Entries taken from a collection
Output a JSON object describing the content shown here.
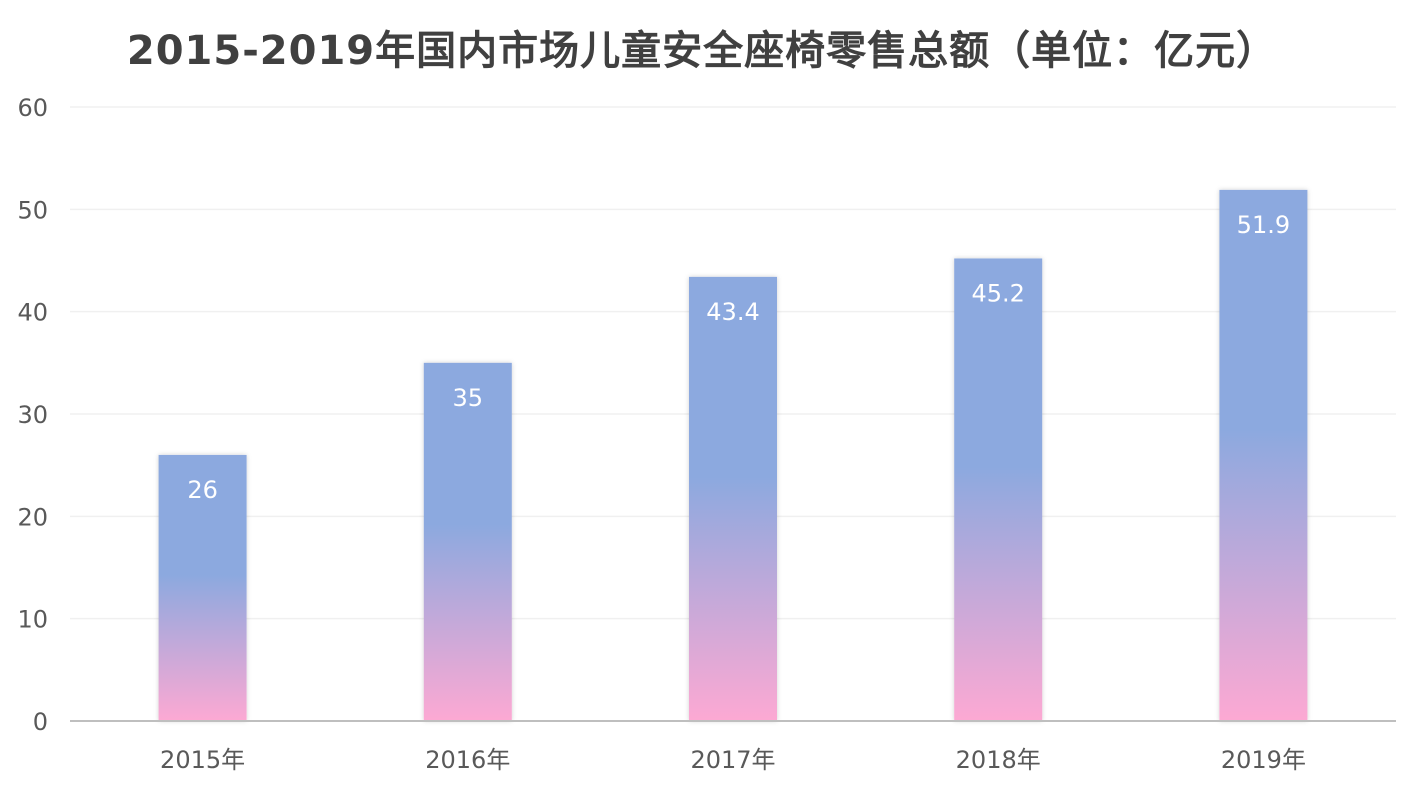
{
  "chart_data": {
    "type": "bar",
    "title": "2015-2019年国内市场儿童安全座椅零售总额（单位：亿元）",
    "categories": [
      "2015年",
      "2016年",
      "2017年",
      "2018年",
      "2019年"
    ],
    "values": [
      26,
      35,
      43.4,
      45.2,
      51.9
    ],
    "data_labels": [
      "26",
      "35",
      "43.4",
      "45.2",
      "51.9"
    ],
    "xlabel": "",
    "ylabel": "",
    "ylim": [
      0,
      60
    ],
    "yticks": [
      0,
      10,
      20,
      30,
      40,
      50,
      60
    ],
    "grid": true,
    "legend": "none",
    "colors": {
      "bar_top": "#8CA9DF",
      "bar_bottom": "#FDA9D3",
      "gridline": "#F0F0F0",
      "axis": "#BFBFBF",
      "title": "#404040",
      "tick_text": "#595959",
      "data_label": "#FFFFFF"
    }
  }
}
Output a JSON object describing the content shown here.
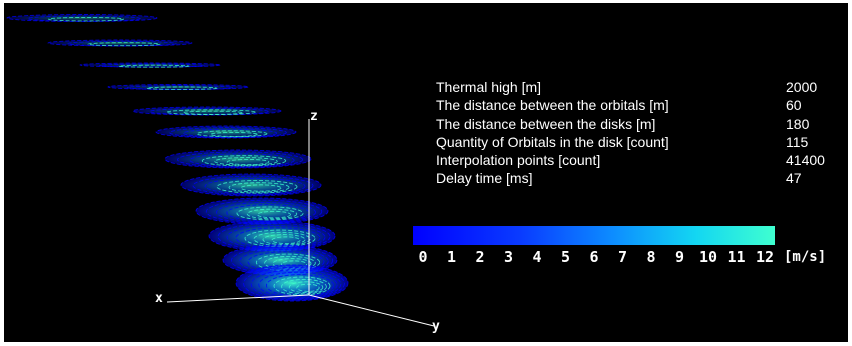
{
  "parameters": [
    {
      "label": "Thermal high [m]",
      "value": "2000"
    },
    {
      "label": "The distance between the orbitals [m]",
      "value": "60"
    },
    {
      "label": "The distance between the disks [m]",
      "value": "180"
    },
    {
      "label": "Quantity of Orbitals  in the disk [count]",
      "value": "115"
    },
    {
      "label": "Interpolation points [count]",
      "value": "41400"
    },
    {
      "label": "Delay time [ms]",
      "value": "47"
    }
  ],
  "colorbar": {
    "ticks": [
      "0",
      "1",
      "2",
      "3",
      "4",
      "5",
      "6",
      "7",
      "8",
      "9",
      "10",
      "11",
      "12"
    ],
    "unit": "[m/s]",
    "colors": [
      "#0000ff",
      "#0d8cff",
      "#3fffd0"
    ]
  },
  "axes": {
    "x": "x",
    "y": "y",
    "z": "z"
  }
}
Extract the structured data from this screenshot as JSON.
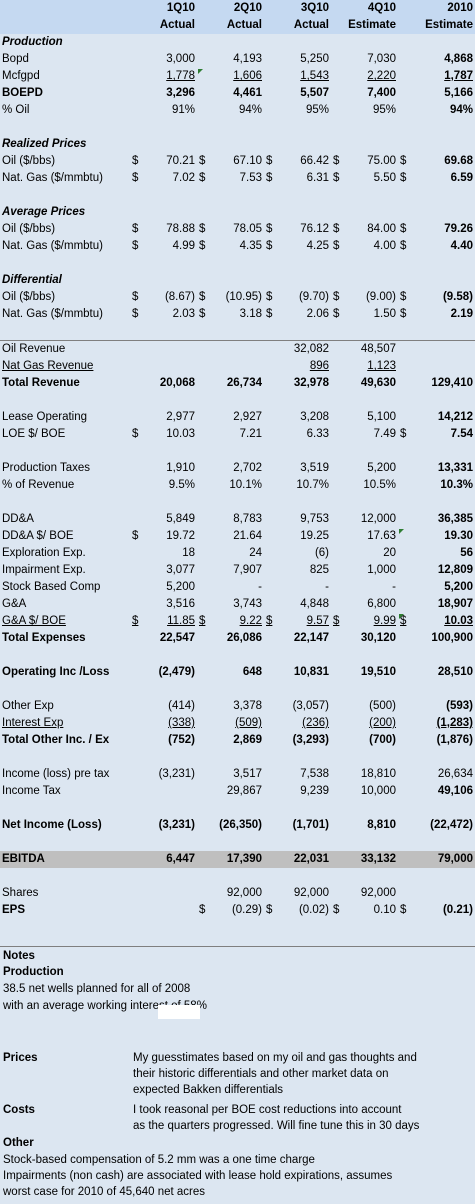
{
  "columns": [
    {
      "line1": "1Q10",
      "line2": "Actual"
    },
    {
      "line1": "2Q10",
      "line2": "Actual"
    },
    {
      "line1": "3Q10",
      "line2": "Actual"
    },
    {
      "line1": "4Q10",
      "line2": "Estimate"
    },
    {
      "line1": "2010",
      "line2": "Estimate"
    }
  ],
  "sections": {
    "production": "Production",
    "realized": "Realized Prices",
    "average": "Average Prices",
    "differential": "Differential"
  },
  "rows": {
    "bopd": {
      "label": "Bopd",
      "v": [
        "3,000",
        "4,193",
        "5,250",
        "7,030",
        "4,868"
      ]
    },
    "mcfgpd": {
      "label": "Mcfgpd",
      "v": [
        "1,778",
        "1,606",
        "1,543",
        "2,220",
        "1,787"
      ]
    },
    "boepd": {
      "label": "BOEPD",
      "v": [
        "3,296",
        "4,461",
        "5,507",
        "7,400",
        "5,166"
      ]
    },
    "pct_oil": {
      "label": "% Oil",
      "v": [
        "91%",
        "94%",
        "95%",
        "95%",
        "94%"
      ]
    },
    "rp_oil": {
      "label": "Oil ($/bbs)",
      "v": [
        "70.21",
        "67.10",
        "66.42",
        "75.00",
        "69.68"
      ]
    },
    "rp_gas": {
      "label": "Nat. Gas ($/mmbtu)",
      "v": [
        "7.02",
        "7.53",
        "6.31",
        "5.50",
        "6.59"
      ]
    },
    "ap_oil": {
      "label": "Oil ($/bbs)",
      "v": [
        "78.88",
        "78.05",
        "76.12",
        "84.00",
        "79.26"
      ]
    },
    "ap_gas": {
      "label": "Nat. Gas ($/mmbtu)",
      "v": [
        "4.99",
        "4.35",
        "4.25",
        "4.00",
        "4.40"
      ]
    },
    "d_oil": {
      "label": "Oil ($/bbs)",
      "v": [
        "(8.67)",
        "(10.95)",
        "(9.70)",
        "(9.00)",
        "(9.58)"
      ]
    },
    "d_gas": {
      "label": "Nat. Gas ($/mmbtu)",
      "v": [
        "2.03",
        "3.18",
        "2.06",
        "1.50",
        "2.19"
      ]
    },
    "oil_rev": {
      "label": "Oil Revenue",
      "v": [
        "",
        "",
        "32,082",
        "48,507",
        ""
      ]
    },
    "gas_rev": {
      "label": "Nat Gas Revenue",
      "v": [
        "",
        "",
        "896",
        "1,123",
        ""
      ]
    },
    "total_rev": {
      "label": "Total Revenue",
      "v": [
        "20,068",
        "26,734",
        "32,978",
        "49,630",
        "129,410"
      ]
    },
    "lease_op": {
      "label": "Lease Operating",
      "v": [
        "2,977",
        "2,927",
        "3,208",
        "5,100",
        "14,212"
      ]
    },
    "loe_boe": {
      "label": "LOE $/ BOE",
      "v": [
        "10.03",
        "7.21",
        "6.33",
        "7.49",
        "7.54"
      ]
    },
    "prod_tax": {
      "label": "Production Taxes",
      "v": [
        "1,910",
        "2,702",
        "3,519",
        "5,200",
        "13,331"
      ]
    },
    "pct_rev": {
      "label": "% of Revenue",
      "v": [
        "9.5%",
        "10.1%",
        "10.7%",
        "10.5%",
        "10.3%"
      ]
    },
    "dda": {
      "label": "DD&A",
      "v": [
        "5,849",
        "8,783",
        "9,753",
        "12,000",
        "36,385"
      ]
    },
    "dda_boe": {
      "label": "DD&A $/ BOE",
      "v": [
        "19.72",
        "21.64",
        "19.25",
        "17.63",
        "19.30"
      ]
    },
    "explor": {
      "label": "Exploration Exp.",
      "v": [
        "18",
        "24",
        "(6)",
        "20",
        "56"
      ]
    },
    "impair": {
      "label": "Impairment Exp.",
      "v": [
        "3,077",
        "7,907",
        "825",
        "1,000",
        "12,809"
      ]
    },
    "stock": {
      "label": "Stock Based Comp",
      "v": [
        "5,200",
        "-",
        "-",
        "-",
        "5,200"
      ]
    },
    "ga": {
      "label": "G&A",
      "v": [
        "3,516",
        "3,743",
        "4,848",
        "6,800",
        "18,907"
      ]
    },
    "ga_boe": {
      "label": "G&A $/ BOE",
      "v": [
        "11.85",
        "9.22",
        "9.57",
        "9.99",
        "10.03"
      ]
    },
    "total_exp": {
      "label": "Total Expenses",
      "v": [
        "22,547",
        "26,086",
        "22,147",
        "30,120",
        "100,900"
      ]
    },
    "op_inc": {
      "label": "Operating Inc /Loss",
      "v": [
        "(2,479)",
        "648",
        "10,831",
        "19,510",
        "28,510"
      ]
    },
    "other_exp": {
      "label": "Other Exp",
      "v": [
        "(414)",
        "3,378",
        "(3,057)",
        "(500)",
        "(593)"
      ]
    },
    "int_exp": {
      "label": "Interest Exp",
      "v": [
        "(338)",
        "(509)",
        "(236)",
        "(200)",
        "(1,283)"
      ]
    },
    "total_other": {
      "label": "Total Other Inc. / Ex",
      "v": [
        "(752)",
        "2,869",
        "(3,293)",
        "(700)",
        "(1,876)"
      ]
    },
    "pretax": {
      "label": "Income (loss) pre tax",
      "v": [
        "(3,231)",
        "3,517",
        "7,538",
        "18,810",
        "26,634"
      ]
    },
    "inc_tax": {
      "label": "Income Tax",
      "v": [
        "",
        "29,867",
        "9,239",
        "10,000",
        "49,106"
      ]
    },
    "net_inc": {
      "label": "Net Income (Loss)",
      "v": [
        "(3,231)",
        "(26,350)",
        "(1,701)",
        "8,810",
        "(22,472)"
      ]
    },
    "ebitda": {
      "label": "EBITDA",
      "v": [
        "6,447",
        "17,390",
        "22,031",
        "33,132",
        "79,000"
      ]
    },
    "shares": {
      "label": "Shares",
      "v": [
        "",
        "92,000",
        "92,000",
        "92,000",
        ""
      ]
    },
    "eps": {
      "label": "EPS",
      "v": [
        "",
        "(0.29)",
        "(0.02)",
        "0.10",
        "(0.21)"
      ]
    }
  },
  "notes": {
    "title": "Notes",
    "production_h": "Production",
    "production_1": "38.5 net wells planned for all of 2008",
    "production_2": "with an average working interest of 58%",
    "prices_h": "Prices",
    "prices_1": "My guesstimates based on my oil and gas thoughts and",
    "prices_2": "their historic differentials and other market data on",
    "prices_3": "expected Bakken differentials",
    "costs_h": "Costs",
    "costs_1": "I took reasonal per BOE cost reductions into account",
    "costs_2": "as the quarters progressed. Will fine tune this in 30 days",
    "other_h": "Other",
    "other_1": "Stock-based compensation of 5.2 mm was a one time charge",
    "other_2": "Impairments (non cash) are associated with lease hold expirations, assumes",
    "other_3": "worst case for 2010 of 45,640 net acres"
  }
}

» **WRITTEN EXERCISE**
Find the word "Revenue" in the data and copy out each line where it turns up.

» **WRITTEN ANSWER**
      "label": "Oil Revenue",
      "label": "Nat Gas Revenue",
      "label": "Total Revenue",
      "label": "% of Revenue",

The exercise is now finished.